Exercise instructions:
Of the lines listed below, how many contain the string "Power"? Answer with the number alone.
□ □ □ □ □ □ □
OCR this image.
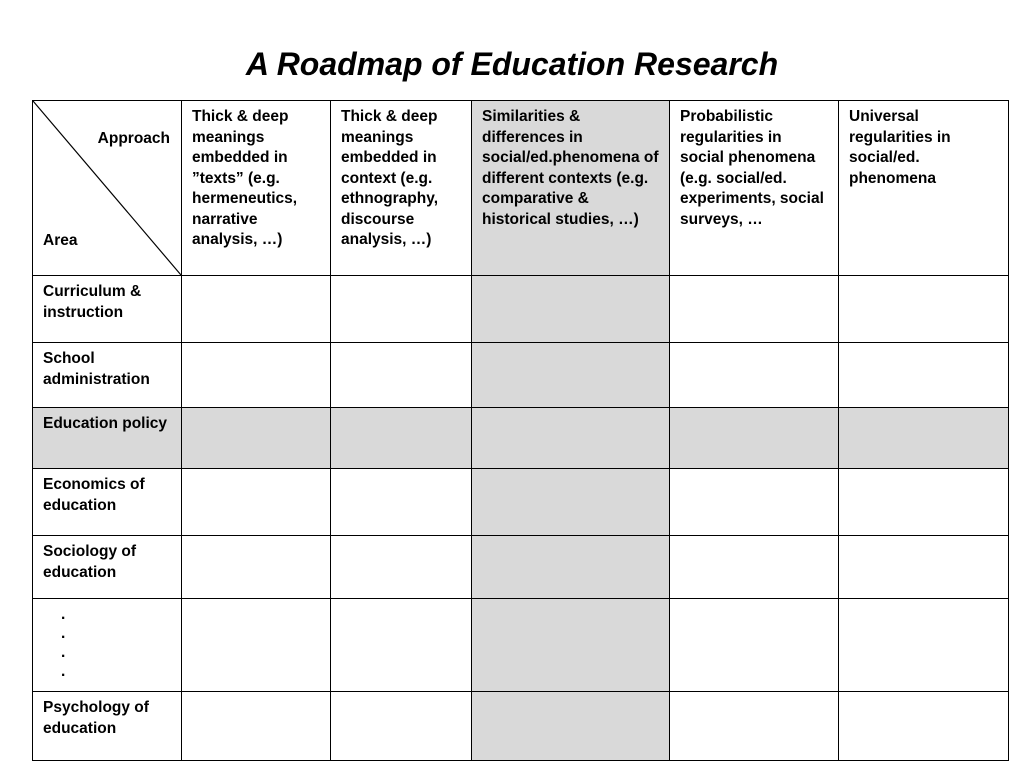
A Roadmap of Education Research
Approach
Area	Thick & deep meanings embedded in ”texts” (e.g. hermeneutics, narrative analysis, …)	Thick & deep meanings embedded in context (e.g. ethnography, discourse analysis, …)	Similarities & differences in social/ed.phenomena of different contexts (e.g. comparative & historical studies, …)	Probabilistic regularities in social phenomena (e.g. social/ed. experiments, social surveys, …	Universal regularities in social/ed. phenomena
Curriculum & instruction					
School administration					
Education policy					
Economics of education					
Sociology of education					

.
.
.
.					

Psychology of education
□ □ □ □ □ □ □
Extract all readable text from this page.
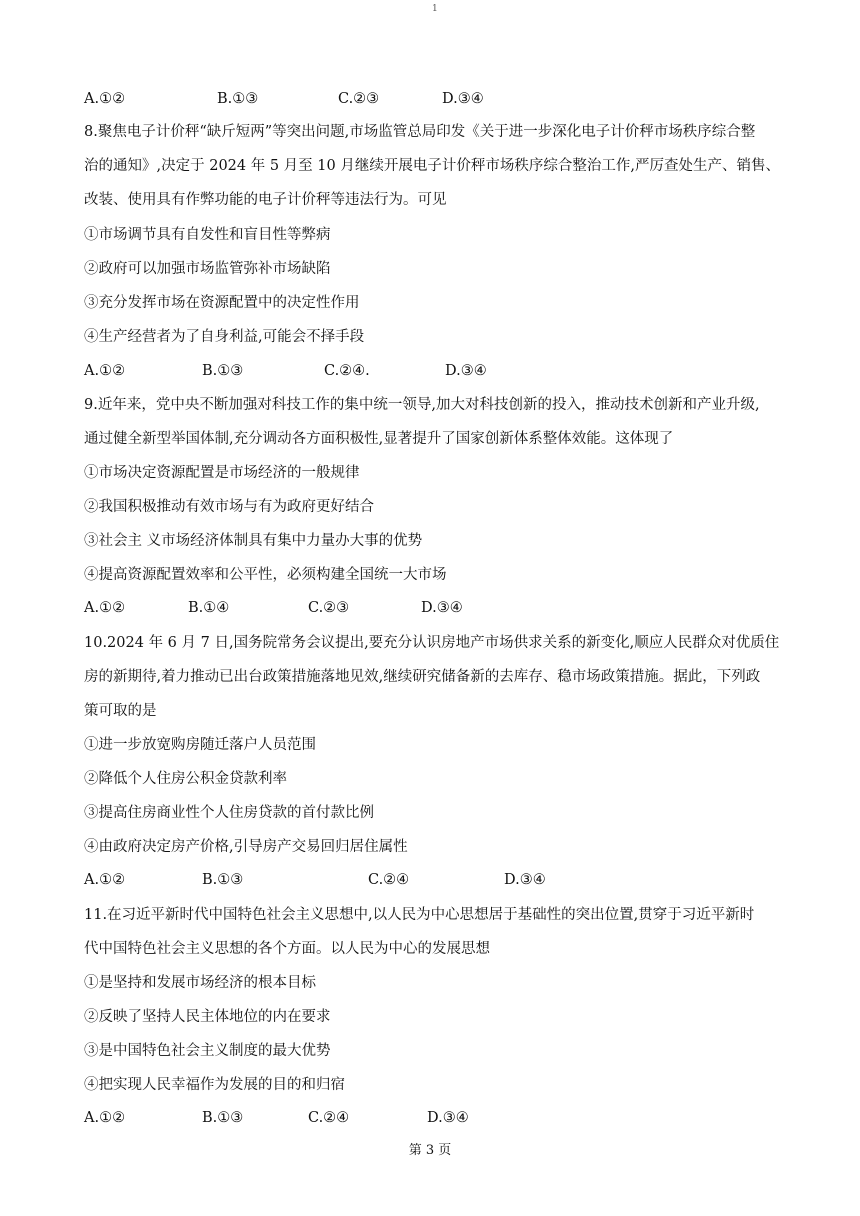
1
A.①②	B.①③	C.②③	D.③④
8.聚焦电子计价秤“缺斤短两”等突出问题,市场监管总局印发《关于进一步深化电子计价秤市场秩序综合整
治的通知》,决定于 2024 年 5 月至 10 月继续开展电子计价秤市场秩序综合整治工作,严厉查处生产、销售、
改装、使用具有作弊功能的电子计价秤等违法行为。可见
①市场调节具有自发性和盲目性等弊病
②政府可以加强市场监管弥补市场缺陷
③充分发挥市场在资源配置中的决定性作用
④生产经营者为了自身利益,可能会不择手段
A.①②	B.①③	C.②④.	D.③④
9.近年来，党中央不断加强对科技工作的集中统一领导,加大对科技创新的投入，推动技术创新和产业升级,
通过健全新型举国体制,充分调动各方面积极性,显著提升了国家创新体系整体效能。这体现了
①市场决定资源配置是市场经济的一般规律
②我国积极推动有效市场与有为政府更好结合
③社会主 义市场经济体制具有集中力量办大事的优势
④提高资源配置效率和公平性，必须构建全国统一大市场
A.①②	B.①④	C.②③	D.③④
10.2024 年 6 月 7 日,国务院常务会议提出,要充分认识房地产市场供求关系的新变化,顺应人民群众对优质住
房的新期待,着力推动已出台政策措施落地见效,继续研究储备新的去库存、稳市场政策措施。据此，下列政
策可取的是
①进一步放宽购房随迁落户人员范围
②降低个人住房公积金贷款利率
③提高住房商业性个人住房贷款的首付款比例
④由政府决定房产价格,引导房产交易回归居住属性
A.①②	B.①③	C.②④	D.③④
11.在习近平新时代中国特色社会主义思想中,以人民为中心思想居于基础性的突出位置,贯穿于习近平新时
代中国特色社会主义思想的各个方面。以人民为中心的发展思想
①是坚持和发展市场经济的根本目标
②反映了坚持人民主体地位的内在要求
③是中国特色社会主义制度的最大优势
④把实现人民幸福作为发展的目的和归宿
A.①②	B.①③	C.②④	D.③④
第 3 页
□ □ □ □ □ □ □
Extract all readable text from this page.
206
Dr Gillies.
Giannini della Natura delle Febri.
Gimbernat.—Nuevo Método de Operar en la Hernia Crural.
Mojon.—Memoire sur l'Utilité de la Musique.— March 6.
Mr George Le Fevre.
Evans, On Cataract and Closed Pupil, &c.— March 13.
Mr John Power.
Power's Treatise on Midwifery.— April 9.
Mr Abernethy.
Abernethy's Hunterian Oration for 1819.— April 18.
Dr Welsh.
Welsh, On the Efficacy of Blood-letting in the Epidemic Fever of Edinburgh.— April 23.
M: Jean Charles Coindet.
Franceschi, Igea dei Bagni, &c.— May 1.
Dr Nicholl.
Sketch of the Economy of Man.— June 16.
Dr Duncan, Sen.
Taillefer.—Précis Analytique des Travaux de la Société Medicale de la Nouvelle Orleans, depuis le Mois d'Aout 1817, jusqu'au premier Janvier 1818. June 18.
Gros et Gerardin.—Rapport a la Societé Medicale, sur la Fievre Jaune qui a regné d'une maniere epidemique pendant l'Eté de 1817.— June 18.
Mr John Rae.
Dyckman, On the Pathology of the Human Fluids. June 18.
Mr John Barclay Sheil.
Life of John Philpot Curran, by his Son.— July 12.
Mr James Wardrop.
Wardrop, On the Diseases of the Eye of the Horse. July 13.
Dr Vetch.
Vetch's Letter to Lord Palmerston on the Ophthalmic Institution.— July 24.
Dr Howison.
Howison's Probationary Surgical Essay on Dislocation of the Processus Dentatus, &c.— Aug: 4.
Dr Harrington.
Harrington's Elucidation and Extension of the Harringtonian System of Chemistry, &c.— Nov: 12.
□ □ □ □ □ □ □
Output below:
2